* Begin Input for this task *

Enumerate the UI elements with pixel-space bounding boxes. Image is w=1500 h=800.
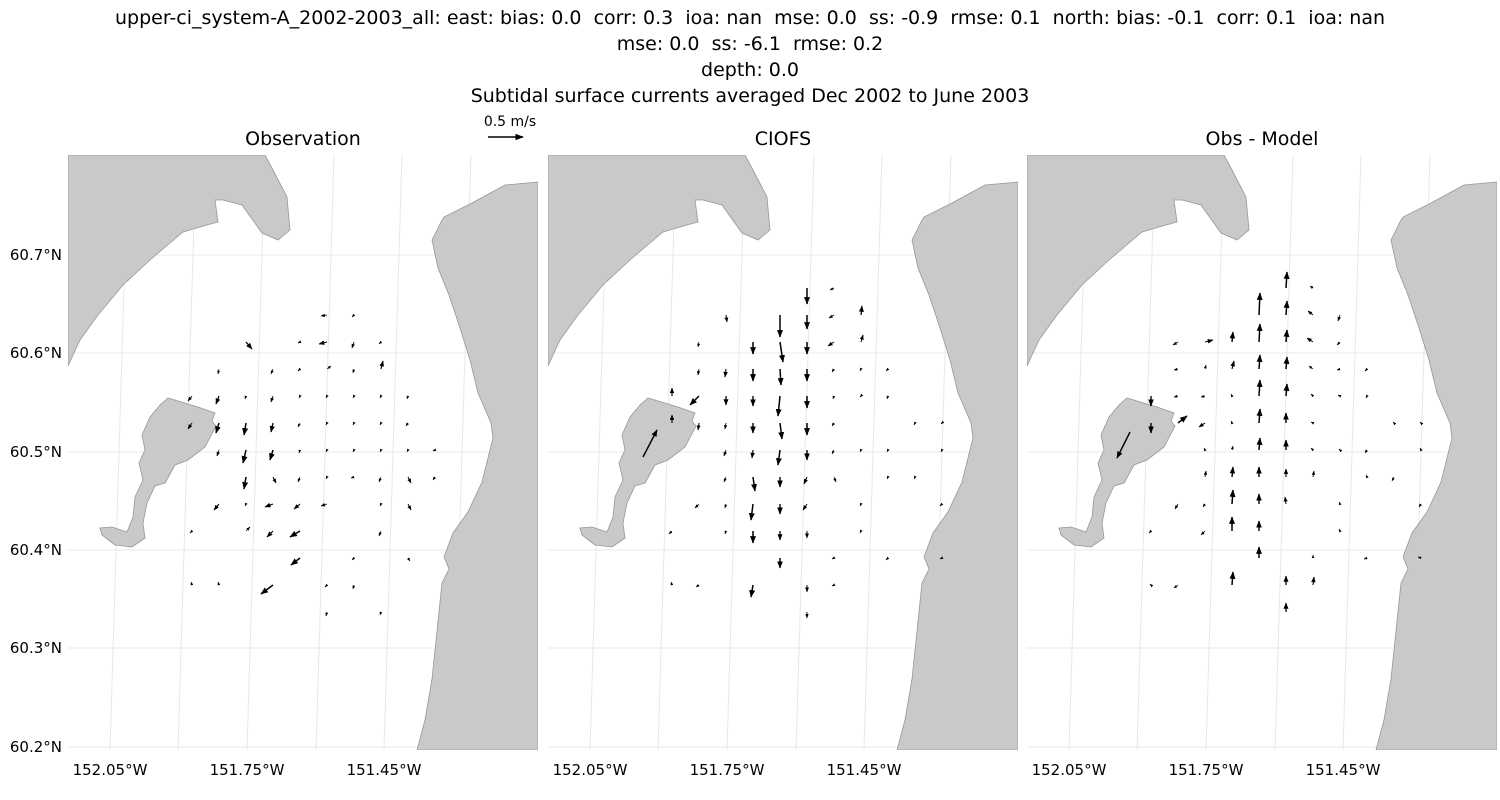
- map-panel-ciofs: [548, 155, 1018, 750]
- land-east-kenai: [416, 181, 538, 750]
- lon-tick-label: 151.75°W: [1168, 761, 1244, 779]
- lat-tick-label: 60.2°N: [9, 738, 62, 756]
- map-panel-observation: [68, 155, 538, 750]
- quiver-field: [1116, 271, 1424, 612]
- lat-tick-label: 60.7°N: [9, 246, 62, 264]
- land-kalgin-island: [1058, 397, 1176, 548]
- lon-tick-label: 152.05°W: [72, 761, 148, 779]
- lon-tick-label: 151.45°W: [1305, 761, 1381, 779]
- lon-tick-label: 151.45°W: [826, 761, 902, 779]
- land-east-kenai: [896, 181, 1018, 750]
- lon-tick-label: 151.45°W: [346, 761, 422, 779]
- land-kalgin-island: [579, 397, 697, 548]
- quiver-field: [187, 313, 437, 617]
- land-northwest: [68, 155, 291, 367]
- lat-tick-label: 60.5°N: [9, 443, 62, 461]
- depth-line: depth: 0.0: [701, 59, 799, 81]
- lat-tick-label: 60.6°N: [9, 344, 62, 362]
- stats-line-1: upper-ci_system-A_2002-2003_all: east: b…: [114, 7, 1386, 29]
- stats-line-2: mse: 0.0 ss: -6.1 rmse: 0.2: [616, 33, 884, 55]
- lon-tick-label: 152.05°W: [552, 761, 628, 779]
- panel-title-ciofs: CIOFS: [754, 128, 812, 150]
- land-kalgin-island: [99, 397, 217, 548]
- quiver-key-arrow-icon: [488, 133, 524, 141]
- land-east-kenai: [1375, 181, 1497, 750]
- panel-title-obs-model: Obs - Model: [1205, 128, 1319, 150]
- map-panel-obs-model: [1027, 155, 1497, 750]
- lat-tick-label: 60.3°N: [9, 639, 62, 657]
- land-northwest: [548, 155, 771, 367]
- quiver-key-label: 0.5 m/s: [483, 114, 537, 130]
- lon-tick-label: 152.05°W: [1031, 761, 1107, 779]
- land-northwest: [1027, 155, 1250, 367]
- panel-title-observation: Observation: [245, 128, 361, 150]
- lat-tick-label: 60.4°N: [9, 541, 62, 559]
- figure-title: Subtidal surface currents averaged Dec 2…: [470, 85, 1030, 107]
- lon-tick-label: 151.75°W: [209, 761, 285, 779]
- lon-tick-label: 151.75°W: [689, 761, 765, 779]
- quiver-field: [642, 287, 945, 619]
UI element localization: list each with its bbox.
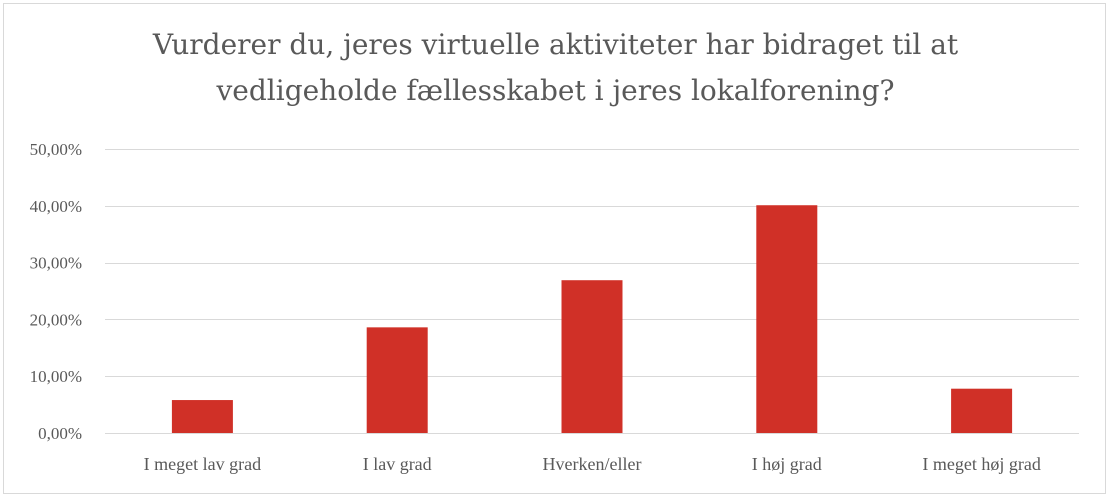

* End Input for this task *

◆ Written task ◆
Reproduce the records above line for line, with no changes, but omit the pictures.

◆ Exercise solution ◆
Enumerate the UI elements with pixel-space bounding boxes. Image is w=1500 h=800.
- map-panel-ciofs: [548, 155, 1018, 750]
- land-east-kenai: [416, 181, 538, 750]
- lon-tick-label: 151.75°W: [1168, 761, 1244, 779]
- lat-tick-label: 60.2°N: [9, 738, 62, 756]
- map-panel-observation: [68, 155, 538, 750]
- quiver-field: [1116, 271, 1424, 612]
- lat-tick-label: 60.7°N: [9, 246, 62, 264]
- land-kalgin-island: [1058, 397, 1176, 548]
- lon-tick-label: 152.05°W: [72, 761, 148, 779]
- lon-tick-label: 151.45°W: [1305, 761, 1381, 779]
- lon-tick-label: 151.45°W: [826, 761, 902, 779]
- land-east-kenai: [896, 181, 1018, 750]
- lon-tick-label: 151.45°W: [346, 761, 422, 779]
- land-kalgin-island: [579, 397, 697, 548]
- quiver-field: [187, 313, 437, 617]
- land-northwest: [68, 155, 291, 367]
- lat-tick-label: 60.5°N: [9, 443, 62, 461]
- depth-line: depth: 0.0: [701, 59, 799, 81]
- lat-tick-label: 60.6°N: [9, 344, 62, 362]
- stats-line-1: upper-ci_system-A_2002-2003_all: east: b…: [114, 7, 1386, 29]
- stats-line-2: mse: 0.0 ss: -6.1 rmse: 0.2: [616, 33, 884, 55]
- lon-tick-label: 152.05°W: [552, 761, 628, 779]
- panel-title-ciofs: CIOFS: [754, 128, 812, 150]
- land-kalgin-island: [99, 397, 217, 548]
- quiver-key-arrow-icon: [488, 133, 524, 141]
- land-east-kenai: [1375, 181, 1497, 750]
- panel-title-obs-model: Obs - Model: [1205, 128, 1319, 150]
- map-panel-obs-model: [1027, 155, 1497, 750]
- lat-tick-label: 60.3°N: [9, 639, 62, 657]
- land-northwest: [548, 155, 771, 367]
- quiver-key-label: 0.5 m/s: [483, 114, 537, 130]
- lon-tick-label: 152.05°W: [1031, 761, 1107, 779]
- land-northwest: [1027, 155, 1250, 367]
- panel-title-observation: Observation: [245, 128, 361, 150]
- lat-tick-label: 60.4°N: [9, 541, 62, 559]
- figure-title: Subtidal surface currents averaged Dec 2…: [470, 85, 1030, 107]
- lon-tick-label: 151.75°W: [209, 761, 285, 779]
- lon-tick-label: 151.75°W: [689, 761, 765, 779]
- quiver-field: [642, 287, 945, 619]
UI element localization: list each with its bbox.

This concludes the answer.